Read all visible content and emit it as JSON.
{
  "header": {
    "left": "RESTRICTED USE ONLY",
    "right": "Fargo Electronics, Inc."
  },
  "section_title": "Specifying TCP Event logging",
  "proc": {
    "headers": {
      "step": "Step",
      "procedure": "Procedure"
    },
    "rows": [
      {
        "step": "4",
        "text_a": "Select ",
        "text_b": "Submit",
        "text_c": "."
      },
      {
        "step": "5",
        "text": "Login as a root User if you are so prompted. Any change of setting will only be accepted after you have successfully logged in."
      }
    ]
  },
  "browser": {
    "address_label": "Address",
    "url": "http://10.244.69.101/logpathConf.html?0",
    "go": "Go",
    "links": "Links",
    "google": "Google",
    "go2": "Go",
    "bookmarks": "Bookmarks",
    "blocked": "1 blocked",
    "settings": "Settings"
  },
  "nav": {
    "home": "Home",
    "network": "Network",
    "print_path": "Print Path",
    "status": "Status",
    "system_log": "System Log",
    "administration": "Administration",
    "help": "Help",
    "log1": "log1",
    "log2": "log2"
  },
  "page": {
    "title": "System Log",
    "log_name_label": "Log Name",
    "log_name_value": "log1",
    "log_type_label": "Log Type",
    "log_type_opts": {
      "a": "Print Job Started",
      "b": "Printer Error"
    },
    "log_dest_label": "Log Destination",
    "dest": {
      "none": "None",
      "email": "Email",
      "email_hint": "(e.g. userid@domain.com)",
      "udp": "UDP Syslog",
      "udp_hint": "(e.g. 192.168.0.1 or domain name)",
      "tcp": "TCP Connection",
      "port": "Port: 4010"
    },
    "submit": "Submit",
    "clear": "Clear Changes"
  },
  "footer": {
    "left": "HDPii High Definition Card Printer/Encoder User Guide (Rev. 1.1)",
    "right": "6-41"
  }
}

==============================

## WHAT YOU ARE ASKED TO DO
Identify every line above with the string "left" in it. Copy those lines.

## RESPONSE
    "left": "RESTRICTED USE ONLY",
    "left": "HDPii High Definition Card Printer/Encoder User Guide (Rev. 1.1)",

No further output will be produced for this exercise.